**WHAT THIS TASK INVOLVES**
Copy all lines in which the word "legend" can be found.

**DATA TO PROCESS**
____________
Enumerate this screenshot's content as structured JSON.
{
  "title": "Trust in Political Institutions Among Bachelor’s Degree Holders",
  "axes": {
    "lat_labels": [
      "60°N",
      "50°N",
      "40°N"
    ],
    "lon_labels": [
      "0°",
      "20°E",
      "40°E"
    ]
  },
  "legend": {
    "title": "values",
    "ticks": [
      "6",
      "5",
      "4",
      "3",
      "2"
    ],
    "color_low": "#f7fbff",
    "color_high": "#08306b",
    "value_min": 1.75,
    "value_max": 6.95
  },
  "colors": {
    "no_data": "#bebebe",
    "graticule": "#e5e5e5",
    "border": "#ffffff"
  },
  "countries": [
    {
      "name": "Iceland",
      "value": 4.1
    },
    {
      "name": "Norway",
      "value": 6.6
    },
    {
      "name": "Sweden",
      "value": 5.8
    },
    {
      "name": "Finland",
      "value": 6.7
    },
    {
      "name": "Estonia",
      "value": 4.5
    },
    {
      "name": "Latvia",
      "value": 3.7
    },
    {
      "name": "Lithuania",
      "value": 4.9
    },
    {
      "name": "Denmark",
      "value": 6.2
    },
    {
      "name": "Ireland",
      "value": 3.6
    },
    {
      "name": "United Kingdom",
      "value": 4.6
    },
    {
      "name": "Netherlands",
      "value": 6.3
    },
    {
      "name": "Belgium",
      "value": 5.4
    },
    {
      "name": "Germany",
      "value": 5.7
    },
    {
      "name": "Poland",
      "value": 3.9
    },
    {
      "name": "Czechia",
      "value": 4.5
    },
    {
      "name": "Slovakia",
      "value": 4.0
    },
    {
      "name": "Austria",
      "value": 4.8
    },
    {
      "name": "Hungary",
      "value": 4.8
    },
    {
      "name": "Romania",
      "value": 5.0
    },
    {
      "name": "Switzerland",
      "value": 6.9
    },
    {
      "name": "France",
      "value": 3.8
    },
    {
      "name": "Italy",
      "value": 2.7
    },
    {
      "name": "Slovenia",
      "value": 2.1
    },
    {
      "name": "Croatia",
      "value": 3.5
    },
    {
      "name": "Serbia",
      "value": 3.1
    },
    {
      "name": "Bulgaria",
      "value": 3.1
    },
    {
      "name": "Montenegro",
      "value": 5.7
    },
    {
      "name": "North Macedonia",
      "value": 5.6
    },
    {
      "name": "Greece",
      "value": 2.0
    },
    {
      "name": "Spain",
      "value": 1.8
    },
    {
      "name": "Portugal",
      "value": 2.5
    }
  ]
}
____________
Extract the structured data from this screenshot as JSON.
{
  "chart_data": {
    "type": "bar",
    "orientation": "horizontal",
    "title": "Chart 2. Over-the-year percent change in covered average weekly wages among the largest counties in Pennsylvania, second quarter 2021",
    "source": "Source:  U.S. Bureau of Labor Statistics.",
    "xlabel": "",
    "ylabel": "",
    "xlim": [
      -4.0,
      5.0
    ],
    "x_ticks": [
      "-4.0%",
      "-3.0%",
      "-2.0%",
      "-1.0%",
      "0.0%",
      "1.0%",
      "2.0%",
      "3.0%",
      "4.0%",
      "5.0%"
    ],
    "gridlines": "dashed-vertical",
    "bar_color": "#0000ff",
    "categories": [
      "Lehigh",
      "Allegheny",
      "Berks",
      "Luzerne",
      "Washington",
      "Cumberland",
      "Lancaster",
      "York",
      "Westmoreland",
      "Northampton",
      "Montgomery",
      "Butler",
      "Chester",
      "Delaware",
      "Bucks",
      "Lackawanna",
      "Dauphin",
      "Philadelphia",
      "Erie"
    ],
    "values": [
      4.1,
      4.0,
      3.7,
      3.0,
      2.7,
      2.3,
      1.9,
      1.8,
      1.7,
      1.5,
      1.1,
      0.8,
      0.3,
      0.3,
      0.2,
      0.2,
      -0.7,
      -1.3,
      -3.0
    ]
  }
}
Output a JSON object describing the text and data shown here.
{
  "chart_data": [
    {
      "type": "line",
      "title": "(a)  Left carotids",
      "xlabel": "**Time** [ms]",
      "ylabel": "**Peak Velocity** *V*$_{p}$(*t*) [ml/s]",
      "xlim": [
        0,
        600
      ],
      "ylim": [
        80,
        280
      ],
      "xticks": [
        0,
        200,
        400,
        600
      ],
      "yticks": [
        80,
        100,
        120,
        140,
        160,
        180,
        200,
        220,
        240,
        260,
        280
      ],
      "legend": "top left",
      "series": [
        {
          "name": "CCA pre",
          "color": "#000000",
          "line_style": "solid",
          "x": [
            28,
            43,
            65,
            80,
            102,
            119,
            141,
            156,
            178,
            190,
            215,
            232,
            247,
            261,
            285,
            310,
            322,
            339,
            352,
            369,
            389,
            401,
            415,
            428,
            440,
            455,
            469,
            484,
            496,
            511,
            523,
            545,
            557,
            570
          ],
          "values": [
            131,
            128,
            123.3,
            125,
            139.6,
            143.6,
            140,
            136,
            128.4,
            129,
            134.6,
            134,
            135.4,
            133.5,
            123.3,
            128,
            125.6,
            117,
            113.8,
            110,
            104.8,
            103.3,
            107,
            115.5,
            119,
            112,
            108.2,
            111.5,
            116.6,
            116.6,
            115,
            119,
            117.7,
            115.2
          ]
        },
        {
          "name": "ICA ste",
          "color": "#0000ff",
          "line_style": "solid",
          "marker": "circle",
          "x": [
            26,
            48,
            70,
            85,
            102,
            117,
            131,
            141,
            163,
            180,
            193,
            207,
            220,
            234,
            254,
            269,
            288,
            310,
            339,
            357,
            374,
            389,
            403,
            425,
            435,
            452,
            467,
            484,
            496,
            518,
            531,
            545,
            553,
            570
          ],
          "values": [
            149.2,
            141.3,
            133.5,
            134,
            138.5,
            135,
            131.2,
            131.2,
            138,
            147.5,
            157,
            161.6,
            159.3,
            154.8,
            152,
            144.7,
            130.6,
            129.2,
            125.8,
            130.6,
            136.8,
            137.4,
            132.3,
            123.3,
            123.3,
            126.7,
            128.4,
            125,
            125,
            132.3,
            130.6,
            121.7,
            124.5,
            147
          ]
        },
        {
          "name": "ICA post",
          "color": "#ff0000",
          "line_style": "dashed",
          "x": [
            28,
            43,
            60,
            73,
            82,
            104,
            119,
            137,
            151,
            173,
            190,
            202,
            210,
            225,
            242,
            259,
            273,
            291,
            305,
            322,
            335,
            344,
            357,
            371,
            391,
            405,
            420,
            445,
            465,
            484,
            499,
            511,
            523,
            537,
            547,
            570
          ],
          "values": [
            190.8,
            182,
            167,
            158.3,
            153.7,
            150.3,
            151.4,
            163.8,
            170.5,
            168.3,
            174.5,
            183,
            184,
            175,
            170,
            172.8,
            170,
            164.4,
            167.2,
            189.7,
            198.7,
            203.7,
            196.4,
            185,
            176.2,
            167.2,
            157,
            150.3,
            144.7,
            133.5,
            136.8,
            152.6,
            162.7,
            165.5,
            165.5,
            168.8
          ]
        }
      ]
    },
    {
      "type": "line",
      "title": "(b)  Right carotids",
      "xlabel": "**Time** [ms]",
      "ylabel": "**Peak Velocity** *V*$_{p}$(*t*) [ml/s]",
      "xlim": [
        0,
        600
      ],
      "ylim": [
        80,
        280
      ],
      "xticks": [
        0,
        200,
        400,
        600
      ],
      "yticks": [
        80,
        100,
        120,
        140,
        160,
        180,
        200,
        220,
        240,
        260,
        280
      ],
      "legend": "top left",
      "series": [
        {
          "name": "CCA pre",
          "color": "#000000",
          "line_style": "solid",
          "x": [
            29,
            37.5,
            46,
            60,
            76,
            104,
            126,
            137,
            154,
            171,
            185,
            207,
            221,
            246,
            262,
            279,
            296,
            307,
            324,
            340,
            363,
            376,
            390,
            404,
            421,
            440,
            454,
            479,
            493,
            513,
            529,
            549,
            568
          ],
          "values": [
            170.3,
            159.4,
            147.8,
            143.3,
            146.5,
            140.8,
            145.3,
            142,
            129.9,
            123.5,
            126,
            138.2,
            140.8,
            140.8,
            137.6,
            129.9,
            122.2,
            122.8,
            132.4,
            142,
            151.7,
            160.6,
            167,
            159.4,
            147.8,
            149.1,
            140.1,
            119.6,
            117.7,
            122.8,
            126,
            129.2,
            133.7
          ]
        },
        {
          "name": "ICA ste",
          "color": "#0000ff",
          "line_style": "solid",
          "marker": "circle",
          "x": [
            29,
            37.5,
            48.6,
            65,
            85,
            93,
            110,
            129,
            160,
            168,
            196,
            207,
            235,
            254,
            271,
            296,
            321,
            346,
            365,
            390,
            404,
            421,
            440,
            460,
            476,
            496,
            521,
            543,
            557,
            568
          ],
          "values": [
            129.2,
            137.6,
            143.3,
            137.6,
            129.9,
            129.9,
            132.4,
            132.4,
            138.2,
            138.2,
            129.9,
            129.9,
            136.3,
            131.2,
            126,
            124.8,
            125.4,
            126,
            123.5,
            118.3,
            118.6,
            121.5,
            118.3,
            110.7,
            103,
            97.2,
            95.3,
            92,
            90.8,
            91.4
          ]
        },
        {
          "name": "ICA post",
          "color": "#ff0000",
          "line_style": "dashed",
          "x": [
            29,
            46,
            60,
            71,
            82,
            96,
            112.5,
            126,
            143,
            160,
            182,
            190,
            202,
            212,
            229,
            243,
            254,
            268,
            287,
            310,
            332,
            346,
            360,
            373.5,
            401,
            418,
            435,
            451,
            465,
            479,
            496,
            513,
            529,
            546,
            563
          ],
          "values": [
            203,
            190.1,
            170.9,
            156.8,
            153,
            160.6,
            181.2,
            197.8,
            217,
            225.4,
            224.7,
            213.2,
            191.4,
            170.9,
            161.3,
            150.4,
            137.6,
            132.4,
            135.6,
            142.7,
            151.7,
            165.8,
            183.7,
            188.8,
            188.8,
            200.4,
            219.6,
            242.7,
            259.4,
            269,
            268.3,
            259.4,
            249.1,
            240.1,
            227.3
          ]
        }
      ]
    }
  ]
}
____________
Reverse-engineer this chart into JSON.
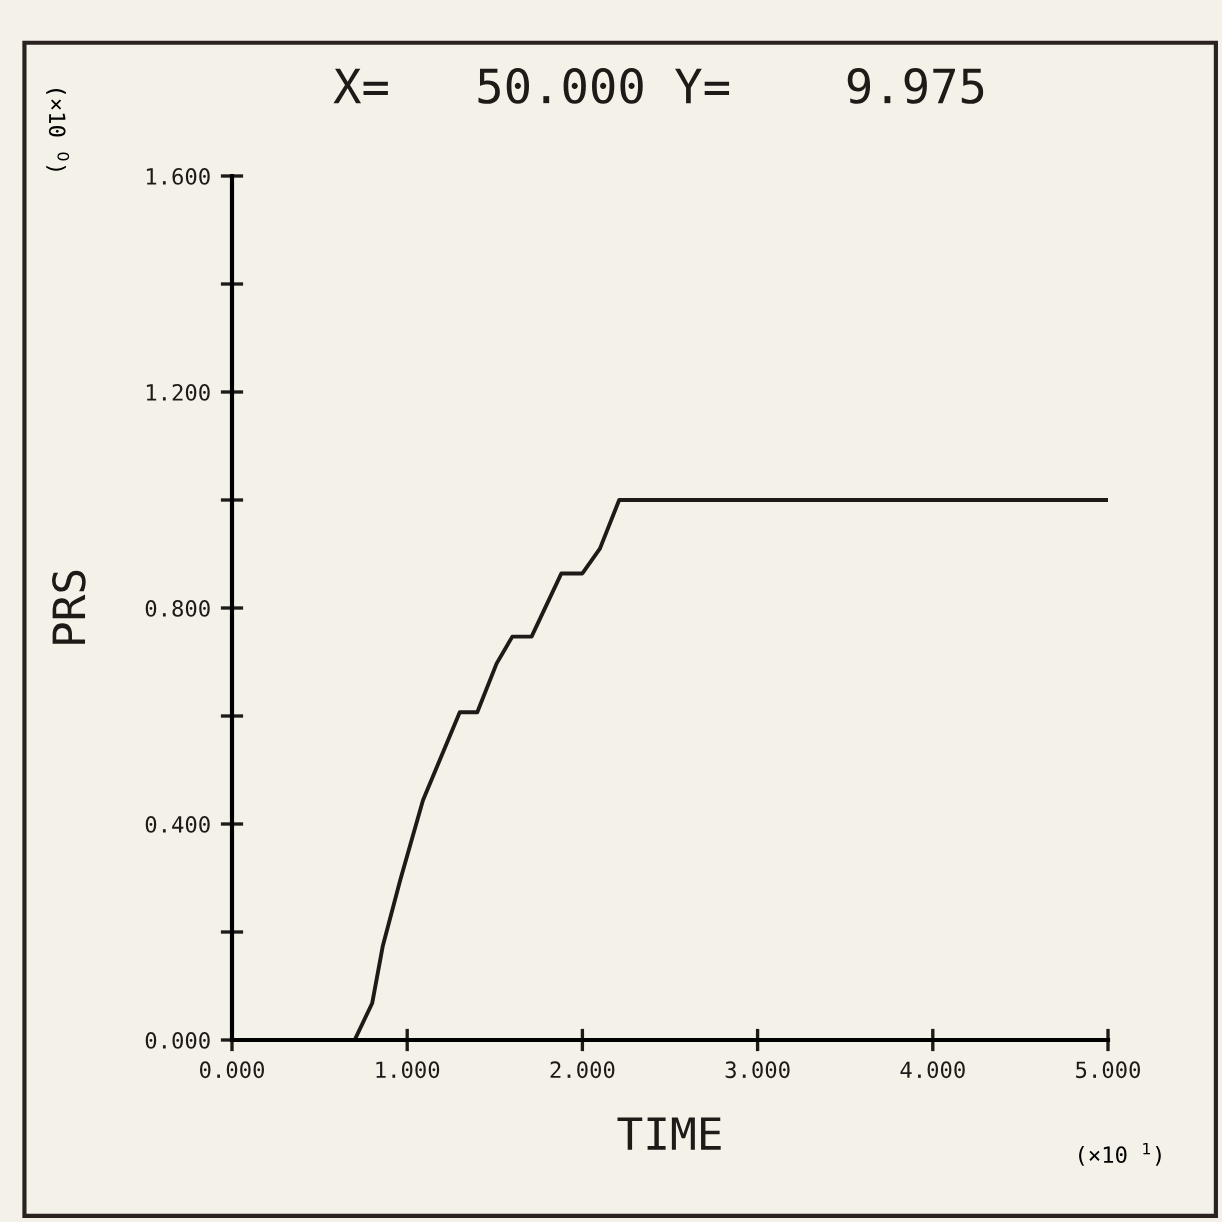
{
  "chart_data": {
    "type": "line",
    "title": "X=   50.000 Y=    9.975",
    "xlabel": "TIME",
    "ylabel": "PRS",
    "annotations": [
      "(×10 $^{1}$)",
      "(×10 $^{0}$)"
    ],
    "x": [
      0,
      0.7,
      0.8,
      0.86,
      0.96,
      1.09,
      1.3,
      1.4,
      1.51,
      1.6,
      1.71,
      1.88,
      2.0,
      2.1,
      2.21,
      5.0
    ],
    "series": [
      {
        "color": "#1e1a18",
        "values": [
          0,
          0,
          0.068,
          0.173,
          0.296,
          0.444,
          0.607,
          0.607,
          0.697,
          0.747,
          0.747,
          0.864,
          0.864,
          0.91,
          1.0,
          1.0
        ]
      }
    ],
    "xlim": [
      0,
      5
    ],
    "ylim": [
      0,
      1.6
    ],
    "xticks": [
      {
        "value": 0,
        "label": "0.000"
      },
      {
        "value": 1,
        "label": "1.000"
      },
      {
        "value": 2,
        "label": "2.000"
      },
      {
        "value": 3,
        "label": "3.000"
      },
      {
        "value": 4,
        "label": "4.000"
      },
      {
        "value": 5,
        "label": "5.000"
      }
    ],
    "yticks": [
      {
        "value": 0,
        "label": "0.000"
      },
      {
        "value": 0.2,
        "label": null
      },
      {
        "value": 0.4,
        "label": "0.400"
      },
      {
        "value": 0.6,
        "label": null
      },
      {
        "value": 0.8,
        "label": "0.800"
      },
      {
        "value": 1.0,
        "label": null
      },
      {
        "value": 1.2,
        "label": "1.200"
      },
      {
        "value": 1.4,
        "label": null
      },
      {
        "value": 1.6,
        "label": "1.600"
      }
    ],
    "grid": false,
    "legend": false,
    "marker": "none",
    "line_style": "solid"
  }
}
____________
**RESULT OF THIS TASK**
  "legend": {
      "legend": "top left",
      "legend": "top left",
    "legend": false,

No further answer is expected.